[RECORDS FOR THE EXERCISE]
════════

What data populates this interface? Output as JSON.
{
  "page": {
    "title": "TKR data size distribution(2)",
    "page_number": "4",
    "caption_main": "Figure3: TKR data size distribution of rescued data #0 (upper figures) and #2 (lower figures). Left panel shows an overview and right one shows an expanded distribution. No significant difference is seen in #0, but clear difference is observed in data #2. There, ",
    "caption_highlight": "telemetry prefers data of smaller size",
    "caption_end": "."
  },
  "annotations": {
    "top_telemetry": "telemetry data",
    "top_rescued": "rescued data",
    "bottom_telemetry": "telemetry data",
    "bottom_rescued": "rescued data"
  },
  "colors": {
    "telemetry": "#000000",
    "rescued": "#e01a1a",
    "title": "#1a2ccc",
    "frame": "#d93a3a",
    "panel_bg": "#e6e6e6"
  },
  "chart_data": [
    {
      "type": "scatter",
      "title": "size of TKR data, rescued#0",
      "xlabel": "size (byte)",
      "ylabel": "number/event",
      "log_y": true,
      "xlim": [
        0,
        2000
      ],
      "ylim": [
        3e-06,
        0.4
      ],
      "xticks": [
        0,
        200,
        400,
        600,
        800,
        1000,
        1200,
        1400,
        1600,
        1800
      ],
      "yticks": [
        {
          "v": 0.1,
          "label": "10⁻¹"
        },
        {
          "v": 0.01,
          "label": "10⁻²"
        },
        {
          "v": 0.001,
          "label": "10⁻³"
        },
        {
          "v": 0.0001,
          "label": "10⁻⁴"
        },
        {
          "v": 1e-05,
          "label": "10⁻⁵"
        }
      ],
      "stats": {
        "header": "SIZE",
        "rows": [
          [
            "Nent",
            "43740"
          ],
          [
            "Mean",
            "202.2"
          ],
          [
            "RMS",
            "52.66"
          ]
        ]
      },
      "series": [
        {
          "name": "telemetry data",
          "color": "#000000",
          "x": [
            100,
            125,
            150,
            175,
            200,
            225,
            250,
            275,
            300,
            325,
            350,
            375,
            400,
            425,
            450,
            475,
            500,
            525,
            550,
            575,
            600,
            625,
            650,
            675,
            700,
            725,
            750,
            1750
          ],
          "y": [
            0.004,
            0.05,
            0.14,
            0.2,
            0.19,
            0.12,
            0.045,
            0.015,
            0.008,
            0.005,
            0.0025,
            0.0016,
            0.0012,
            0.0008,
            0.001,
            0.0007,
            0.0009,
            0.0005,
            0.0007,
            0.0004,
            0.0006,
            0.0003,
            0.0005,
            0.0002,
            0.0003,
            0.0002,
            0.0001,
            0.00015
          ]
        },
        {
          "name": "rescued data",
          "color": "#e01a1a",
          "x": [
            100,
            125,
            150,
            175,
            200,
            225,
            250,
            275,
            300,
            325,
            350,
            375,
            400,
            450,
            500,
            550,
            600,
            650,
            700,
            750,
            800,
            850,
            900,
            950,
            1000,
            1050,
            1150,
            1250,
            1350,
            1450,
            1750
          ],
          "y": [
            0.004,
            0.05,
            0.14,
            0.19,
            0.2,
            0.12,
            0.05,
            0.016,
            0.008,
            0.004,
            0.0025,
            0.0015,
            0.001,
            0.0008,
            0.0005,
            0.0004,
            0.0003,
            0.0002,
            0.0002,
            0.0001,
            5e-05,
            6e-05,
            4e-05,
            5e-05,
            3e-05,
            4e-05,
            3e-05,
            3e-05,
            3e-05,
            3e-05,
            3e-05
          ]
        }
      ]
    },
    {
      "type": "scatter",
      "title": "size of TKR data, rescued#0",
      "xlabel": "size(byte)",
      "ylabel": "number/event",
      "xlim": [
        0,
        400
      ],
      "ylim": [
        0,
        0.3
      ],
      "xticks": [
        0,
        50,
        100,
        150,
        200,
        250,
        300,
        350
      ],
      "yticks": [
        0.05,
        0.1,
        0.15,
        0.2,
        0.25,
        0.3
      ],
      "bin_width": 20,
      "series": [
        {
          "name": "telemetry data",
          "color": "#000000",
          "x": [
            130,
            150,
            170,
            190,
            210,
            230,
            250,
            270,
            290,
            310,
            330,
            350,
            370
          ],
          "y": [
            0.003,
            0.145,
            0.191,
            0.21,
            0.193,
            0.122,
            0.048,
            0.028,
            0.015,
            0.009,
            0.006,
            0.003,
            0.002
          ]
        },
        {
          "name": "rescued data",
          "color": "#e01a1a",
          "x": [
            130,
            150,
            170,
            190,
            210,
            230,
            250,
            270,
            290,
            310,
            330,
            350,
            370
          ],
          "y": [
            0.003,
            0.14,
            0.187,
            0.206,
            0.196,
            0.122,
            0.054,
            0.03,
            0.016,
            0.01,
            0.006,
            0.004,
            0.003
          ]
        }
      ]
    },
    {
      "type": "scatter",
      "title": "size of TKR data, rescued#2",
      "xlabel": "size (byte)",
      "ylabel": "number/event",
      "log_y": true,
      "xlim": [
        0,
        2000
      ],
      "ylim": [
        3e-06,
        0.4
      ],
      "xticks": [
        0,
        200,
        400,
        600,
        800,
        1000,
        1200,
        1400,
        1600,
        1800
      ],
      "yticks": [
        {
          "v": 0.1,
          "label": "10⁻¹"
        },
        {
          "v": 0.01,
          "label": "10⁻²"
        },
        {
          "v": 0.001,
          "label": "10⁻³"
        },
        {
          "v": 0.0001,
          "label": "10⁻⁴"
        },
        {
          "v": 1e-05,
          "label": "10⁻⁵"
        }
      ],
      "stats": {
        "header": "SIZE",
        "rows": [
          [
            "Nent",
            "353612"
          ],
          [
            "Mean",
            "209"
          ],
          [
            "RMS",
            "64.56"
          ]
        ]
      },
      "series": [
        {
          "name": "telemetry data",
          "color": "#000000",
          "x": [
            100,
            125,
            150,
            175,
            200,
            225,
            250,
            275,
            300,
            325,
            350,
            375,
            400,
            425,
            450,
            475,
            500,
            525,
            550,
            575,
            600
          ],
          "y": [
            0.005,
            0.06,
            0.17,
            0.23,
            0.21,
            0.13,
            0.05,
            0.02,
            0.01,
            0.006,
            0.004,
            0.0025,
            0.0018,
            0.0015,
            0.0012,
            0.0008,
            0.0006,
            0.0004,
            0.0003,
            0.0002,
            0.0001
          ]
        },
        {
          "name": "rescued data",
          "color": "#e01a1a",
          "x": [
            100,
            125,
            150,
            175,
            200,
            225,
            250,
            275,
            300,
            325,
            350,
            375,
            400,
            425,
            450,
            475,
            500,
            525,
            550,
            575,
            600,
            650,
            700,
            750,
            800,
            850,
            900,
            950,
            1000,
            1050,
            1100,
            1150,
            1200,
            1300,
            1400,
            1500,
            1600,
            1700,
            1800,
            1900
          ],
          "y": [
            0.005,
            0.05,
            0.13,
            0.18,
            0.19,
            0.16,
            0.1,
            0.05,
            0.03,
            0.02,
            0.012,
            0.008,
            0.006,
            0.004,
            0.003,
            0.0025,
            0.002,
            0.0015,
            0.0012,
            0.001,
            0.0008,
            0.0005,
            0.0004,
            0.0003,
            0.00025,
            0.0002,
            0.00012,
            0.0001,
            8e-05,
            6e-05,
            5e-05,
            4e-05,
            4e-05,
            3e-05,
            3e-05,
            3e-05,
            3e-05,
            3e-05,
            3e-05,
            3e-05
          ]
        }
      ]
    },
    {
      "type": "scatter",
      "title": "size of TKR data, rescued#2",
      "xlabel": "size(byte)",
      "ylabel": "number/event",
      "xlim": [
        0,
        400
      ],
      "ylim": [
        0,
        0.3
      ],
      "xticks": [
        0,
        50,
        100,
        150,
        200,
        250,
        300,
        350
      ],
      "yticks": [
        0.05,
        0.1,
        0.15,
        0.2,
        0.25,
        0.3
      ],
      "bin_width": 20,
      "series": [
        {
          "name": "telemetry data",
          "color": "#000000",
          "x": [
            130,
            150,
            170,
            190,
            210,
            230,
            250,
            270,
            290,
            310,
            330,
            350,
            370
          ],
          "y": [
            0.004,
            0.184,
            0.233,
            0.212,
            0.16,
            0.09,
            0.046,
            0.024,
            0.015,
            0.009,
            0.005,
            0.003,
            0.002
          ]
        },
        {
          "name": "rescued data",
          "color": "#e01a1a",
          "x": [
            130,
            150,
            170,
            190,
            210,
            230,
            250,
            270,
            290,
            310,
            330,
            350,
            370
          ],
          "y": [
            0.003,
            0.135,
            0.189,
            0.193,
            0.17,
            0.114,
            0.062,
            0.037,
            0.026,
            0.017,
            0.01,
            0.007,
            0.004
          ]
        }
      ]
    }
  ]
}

════════

[WORK TO DO] In the records above, how many lines include "distribution"? Give that number and nothing more.

[WRITTEN ANSWER] 2